→ **PROBLEM**
Reply with the count of lines holding "type", nothing more.

━━━━━ SOURCE RECORDS ━━━━━

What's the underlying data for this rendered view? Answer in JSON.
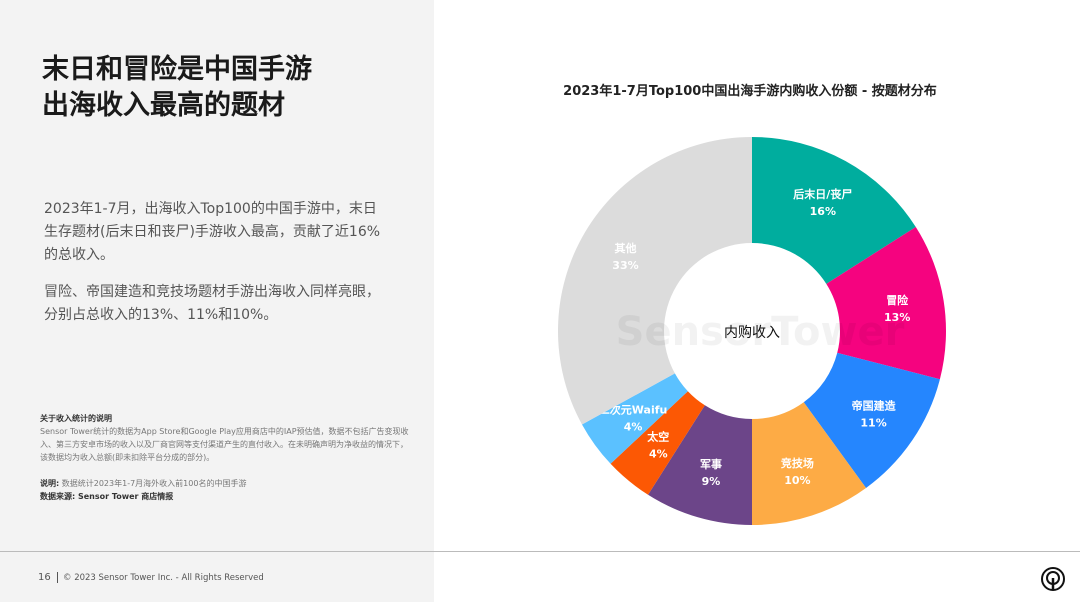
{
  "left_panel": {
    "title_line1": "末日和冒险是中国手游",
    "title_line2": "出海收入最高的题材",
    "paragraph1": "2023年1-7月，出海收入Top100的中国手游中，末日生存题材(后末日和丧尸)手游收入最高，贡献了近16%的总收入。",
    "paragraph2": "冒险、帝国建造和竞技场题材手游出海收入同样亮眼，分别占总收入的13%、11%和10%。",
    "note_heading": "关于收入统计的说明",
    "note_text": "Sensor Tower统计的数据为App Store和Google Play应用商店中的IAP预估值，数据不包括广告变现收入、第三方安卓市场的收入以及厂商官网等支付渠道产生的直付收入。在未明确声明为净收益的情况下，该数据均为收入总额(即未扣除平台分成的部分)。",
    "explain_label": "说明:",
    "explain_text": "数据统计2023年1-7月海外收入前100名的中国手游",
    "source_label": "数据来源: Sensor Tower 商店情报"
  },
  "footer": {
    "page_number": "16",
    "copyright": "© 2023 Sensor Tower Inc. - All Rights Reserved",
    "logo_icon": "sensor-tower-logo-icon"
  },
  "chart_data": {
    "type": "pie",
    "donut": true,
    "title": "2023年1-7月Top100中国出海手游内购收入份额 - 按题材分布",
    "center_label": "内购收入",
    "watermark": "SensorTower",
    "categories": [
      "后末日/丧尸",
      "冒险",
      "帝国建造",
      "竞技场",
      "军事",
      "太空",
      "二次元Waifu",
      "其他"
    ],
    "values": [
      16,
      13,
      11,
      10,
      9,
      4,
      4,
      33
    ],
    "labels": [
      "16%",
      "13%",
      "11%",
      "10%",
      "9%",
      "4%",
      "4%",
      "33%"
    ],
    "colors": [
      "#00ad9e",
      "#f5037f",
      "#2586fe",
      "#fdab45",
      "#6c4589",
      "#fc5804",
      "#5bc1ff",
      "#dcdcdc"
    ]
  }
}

━━━━━
━━━━━ SOURCE RECORDS ━━━━━

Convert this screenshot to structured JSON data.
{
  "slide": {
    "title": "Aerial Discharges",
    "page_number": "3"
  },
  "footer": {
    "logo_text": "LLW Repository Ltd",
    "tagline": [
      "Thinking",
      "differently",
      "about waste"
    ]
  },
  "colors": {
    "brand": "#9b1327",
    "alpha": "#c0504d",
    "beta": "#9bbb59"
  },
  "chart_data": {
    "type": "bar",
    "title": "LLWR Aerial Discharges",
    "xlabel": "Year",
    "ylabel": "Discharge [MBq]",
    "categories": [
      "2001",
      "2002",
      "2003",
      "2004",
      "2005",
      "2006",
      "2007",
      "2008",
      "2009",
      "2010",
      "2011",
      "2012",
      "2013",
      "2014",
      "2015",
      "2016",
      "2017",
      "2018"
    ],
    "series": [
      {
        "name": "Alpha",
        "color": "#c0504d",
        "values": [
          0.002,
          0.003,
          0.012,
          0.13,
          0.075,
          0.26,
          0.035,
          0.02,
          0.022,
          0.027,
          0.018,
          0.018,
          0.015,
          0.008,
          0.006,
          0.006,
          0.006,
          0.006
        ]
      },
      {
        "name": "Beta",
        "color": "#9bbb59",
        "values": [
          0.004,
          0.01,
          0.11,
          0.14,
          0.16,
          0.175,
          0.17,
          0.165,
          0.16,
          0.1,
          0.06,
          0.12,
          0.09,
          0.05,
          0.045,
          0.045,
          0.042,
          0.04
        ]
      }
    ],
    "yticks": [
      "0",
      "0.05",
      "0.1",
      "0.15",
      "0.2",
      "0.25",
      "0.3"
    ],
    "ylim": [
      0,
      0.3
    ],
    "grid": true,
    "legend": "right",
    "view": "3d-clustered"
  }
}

━━━━━
━━━━━ SOURCE RECORDS ━━━━━

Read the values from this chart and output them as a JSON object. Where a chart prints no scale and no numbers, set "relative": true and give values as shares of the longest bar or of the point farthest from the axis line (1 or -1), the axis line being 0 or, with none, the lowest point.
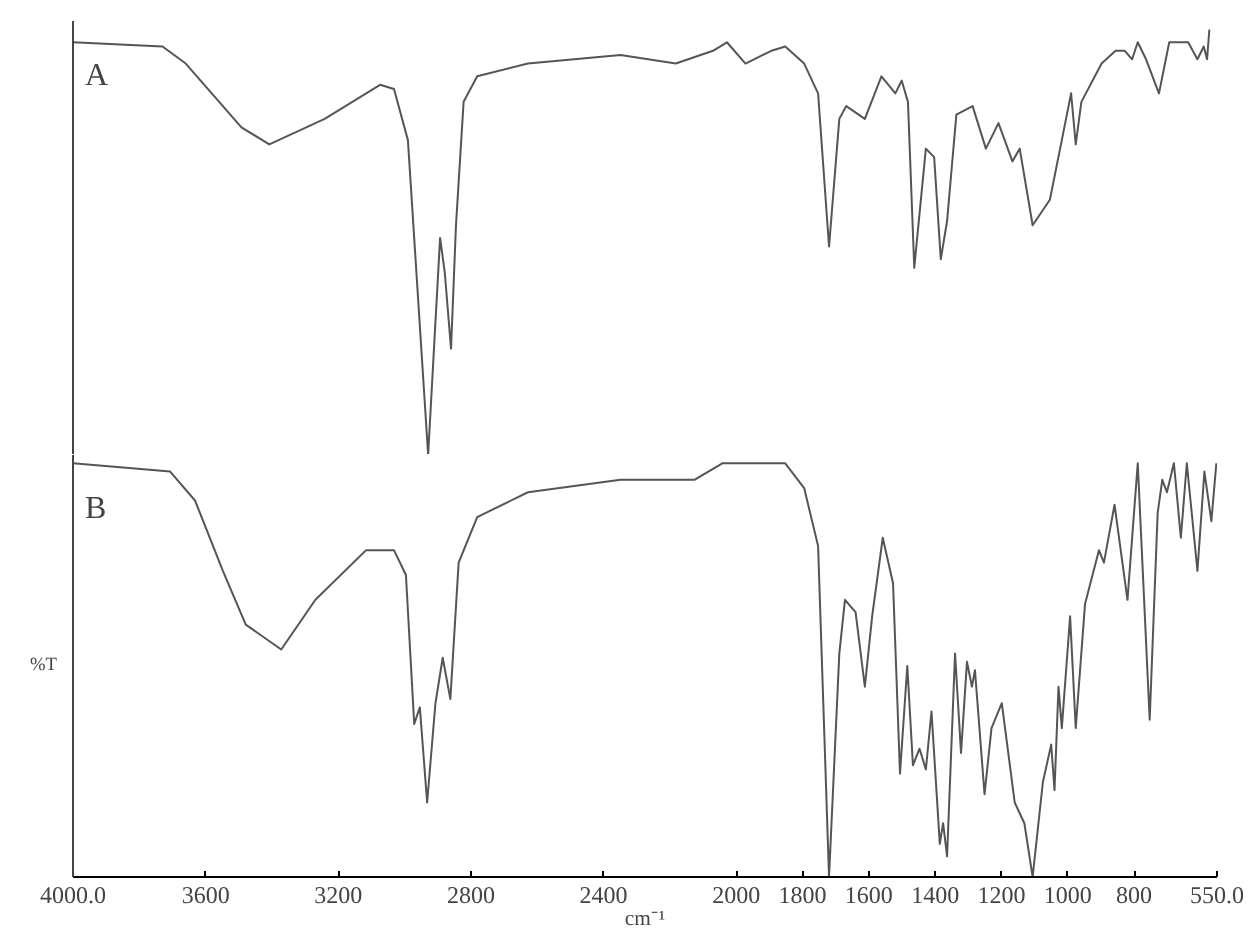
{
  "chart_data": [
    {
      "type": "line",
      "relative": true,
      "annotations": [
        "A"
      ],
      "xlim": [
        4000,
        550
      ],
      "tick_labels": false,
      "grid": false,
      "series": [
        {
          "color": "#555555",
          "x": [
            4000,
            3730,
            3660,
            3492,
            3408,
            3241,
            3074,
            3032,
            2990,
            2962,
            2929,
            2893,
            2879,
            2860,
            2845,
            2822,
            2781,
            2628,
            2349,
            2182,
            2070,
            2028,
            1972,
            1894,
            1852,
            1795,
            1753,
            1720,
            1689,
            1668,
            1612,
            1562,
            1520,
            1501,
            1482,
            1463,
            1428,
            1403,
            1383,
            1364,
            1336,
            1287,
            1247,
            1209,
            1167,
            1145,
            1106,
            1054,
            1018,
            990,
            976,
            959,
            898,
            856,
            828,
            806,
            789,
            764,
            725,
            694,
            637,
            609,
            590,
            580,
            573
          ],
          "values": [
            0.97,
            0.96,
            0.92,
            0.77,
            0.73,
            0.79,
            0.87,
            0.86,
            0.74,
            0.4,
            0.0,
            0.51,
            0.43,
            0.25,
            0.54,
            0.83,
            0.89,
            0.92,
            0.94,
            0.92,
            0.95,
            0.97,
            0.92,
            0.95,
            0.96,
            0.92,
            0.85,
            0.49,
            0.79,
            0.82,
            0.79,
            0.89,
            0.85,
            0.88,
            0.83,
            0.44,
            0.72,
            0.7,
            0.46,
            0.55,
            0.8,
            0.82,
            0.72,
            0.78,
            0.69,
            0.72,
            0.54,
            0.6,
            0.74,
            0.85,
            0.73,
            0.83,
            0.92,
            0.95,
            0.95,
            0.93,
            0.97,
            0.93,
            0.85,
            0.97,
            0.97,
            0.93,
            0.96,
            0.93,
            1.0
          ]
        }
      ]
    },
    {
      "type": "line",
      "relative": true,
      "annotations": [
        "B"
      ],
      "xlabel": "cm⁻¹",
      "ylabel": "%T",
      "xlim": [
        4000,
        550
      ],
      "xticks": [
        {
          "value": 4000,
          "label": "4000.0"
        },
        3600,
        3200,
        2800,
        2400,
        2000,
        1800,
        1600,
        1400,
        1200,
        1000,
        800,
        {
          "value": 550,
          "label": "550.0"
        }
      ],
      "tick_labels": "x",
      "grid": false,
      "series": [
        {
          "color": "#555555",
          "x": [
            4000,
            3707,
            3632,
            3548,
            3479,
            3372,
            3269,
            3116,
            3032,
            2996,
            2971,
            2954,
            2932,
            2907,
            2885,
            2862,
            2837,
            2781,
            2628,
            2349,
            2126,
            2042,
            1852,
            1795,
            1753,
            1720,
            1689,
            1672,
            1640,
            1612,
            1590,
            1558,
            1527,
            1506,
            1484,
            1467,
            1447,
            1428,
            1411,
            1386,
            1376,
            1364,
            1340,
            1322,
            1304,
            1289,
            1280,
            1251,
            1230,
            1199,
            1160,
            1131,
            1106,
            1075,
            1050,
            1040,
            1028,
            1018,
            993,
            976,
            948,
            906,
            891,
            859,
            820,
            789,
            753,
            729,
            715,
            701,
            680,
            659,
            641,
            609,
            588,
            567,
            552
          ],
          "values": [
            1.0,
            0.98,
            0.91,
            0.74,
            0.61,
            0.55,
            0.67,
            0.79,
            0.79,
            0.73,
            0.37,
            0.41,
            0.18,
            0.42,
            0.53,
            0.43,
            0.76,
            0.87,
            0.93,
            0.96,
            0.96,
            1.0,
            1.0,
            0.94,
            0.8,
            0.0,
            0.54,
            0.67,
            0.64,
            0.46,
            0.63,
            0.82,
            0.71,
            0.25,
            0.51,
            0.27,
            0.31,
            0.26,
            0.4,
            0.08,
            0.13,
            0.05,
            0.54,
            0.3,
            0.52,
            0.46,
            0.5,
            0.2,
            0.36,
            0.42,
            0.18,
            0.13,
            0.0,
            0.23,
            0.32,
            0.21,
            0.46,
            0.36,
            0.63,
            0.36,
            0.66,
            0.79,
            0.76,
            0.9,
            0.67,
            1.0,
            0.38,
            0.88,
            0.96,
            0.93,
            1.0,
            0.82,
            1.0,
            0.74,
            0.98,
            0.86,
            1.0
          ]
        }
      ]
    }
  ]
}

━━━━━

→ **RESPONSE FOR THIS EXERCISE**
4